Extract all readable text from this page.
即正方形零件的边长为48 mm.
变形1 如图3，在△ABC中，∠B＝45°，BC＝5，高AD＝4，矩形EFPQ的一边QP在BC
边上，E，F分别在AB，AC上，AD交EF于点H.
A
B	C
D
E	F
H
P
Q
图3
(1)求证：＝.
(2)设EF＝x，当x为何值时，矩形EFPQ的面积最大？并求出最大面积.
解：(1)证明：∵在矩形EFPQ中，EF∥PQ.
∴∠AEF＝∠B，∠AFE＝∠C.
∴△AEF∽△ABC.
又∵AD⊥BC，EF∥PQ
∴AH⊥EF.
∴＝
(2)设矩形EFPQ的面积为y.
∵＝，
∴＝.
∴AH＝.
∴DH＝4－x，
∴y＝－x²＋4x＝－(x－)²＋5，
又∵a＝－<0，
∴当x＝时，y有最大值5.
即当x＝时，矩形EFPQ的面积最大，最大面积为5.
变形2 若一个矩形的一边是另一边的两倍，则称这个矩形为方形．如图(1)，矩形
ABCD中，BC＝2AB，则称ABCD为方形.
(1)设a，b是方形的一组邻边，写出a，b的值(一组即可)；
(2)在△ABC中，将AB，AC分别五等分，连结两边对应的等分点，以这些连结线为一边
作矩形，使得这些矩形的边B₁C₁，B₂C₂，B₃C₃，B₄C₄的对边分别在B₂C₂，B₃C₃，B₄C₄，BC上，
________________
#### Set task
Where a line of the entries contains the word "矩形EFPQ的面积最大", copy that line.

#### Exercise answer
(2)设EF＝x，当x为何值时，矩形EFPQ的面积最大？并求出最大面积.
即当x＝时，矩形EFPQ的面积最大，最大面积为5.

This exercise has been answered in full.